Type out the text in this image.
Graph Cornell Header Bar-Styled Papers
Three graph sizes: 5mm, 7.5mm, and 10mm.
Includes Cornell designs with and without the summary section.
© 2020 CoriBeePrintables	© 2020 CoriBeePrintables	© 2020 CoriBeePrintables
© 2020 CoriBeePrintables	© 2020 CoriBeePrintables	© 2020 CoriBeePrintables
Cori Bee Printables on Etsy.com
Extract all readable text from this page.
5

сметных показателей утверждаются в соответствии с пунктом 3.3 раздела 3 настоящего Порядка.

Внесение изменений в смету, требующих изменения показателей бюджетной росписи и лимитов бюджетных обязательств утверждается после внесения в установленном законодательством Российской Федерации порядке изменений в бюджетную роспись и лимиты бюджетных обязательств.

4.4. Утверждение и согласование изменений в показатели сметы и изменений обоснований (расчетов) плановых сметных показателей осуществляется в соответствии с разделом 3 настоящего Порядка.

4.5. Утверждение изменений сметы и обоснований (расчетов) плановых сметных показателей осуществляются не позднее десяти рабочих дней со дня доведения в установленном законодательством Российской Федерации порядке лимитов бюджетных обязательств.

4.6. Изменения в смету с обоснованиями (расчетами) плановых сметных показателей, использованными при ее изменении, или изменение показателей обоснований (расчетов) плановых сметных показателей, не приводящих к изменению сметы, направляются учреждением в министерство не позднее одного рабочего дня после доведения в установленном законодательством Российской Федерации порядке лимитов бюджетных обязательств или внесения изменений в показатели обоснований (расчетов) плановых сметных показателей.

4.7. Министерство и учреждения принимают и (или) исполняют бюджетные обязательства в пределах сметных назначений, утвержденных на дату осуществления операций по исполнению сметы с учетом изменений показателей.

###

TASK TO COMPLETE. Where a line contains the string "внесения", extract that line.

EXERCISE RESPONSE.
Внесение изменений в смету, требующих изменения показателей бюджетной росписи и лимитов бюджетных обязательств утверждается после внесения в установленном законодательством Российской Федерации порядке изменений в бюджетную роспись и лимиты бюджетных обязательств.
4.6. Изменения в смету с обоснованиями (расчетами) плановых сметных показателей, использованными при ее изменении, или изменение показателей обоснований (расчетов) плановых сметных показателей, не приводящих к изменению сметы, направляются учреждением в министерство не позднее одного рабочего дня после доведения в установленном законодательством Российской Федерации порядке лимитов бюджетных обязательств или внесения изменений в показатели обоснований (расчетов) плановых сметных показателей.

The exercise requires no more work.